Brief —
Print the entries that appear below, exactly as written and without their pictures.

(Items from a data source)
⁂
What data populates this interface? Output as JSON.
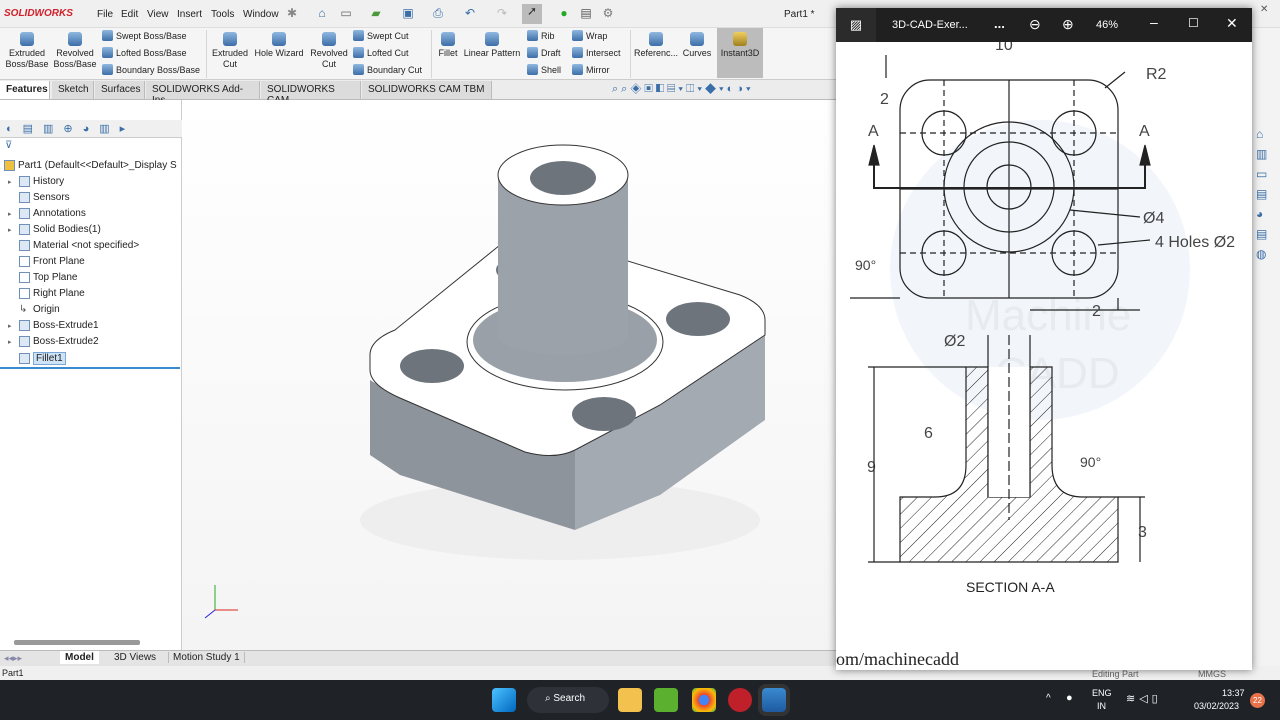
{
  "app": {
    "logo": "SOLIDWORKS",
    "doc_title": "Part1 *",
    "menus": [
      "File",
      "Edit",
      "View",
      "Insert",
      "Tools",
      "Window"
    ]
  },
  "command_manager": {
    "large": [
      {
        "label": "Extruded Boss/Base"
      },
      {
        "label": "Revolved Boss/Base"
      },
      {
        "label": "Extruded Cut"
      },
      {
        "label": "Hole Wizard"
      },
      {
        "label": "Revolved Cut"
      },
      {
        "label": "Fillet"
      },
      {
        "label": "Linear Pattern"
      },
      {
        "label": "Referenc..."
      },
      {
        "label": "Curves"
      },
      {
        "label": "Instant3D"
      }
    ],
    "small": [
      "Swept Boss/Base",
      "Lofted Boss/Base",
      "Boundary Boss/Base",
      "Swept Cut",
      "Lofted Cut",
      "Boundary Cut",
      "Rib",
      "Draft",
      "Shell",
      "Wrap",
      "Intersect",
      "Mirror"
    ]
  },
  "tabs": [
    "Features",
    "Sketch",
    "Surfaces",
    "SOLIDWORKS Add-Ins",
    "SOLIDWORKS CAM",
    "SOLIDWORKS CAM TBM"
  ],
  "tree": {
    "root": "Part1  (Default<<Default>_Display S",
    "items": [
      "History",
      "Sensors",
      "Annotations",
      "Solid Bodies(1)",
      "Material <not specified>",
      "Front Plane",
      "Top Plane",
      "Right Plane",
      "Origin",
      "Boss-Extrude1",
      "Boss-Extrude2",
      "Fillet1"
    ]
  },
  "bottom_tabs": [
    "Model",
    "3D Views",
    "Motion Study 1"
  ],
  "status": {
    "left": "Part1",
    "editing": "Editing Part",
    "units": "MMGS"
  },
  "photos": {
    "title": "3D-CAD-Exer...",
    "more": "...",
    "zoom": "46%",
    "drawing": {
      "top_dim": "10",
      "d_2": "2",
      "r2": "R2",
      "sec_a1": "A",
      "sec_a2": "A",
      "d4": "Ø4",
      "holes": "4 Holes  Ø2",
      "angle1": "90°",
      "d_2b": "2",
      "d2": "Ø2",
      "h6": "6",
      "h9": "9",
      "angle2": "90°",
      "h3": "3",
      "section": "SECTION A-A",
      "watermark1": "Machine",
      "watermark2": "CADD",
      "url": "om/machinecadd"
    }
  },
  "taskbar": {
    "search": "Search",
    "lang1": "ENG",
    "lang2": "IN",
    "time": "13:37",
    "date": "03/02/2023",
    "badge": "22"
  }
}
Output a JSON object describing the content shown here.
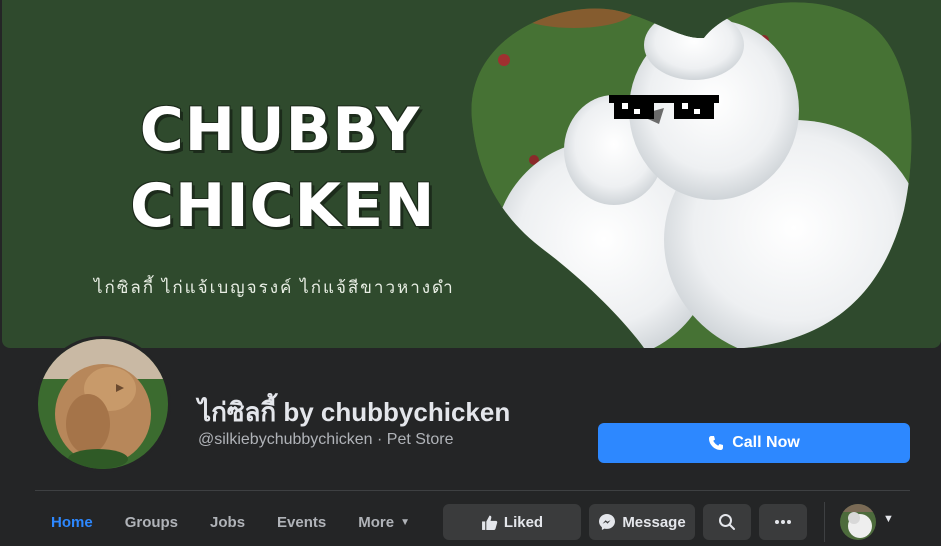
⁂
Finished exercise —
What data populates this interface? Output as JSON.
{
  "app": {
    "logo": "SOLIDWORKS",
    "doc_title": "Part1 *",
    "menus": [
      "File",
      "Edit",
      "View",
      "Insert",
      "Tools",
      "Window"
    ]
  },
  "command_manager": {
    "large": [
      {
        "label": "Extruded Boss/Base"
      },
      {
        "label": "Revolved Boss/Base"
      },
      {
        "label": "Extruded Cut"
      },
      {
        "label": "Hole Wizard"
      },
      {
        "label": "Revolved Cut"
      },
      {
        "label": "Fillet"
      },
      {
        "label": "Linear Pattern"
      },
      {
        "label": "Referenc..."
      },
      {
        "label": "Curves"
      },
      {
        "label": "Instant3D"
      }
    ],
    "small": [
      "Swept Boss/Base",
      "Lofted Boss/Base",
      "Boundary Boss/Base",
      "Swept Cut",
      "Lofted Cut",
      "Boundary Cut",
      "Rib",
      "Draft",
      "Shell",
      "Wrap",
      "Intersect",
      "Mirror"
    ]
  },
  "tabs": [
    "Features",
    "Sketch",
    "Surfaces",
    "SOLIDWORKS Add-Ins",
    "SOLIDWORKS CAM",
    "SOLIDWORKS CAM TBM"
  ],
  "tree": {
    "root": "Part1  (Default<<Default>_Display S",
    "items": [
      "History",
      "Sensors",
      "Annotations",
      "Solid Bodies(1)",
      "Material <not specified>",
      "Front Plane",
      "Top Plane",
      "Right Plane",
      "Origin",
      "Boss-Extrude1",
      "Boss-Extrude2",
      "Fillet1"
    ]
  },
  "bottom_tabs": [
    "Model",
    "3D Views",
    "Motion Study 1"
  ],
  "status": {
    "left": "Part1",
    "editing": "Editing Part",
    "units": "MMGS"
  },
  "photos": {
    "title": "3D-CAD-Exer...",
    "more": "...",
    "zoom": "46%",
    "drawing": {
      "top_dim": "10",
      "d_2": "2",
      "r2": "R2",
      "sec_a1": "A",
      "sec_a2": "A",
      "d4": "Ø4",
      "holes": "4 Holes  Ø2",
      "angle1": "90°",
      "d_2b": "2",
      "d2": "Ø2",
      "h6": "6",
      "h9": "9",
      "angle2": "90°",
      "h3": "3",
      "section": "SECTION A-A",
      "watermark1": "Machine",
      "watermark2": "CADD",
      "url": "om/machinecadd"
    }
  },
  "taskbar": {
    "search": "Search",
    "lang1": "ENG",
    "lang2": "IN",
    "time": "13:37",
    "date": "03/02/2023",
    "badge": "22"
  }
}
Output a JSON object describing the content shown here.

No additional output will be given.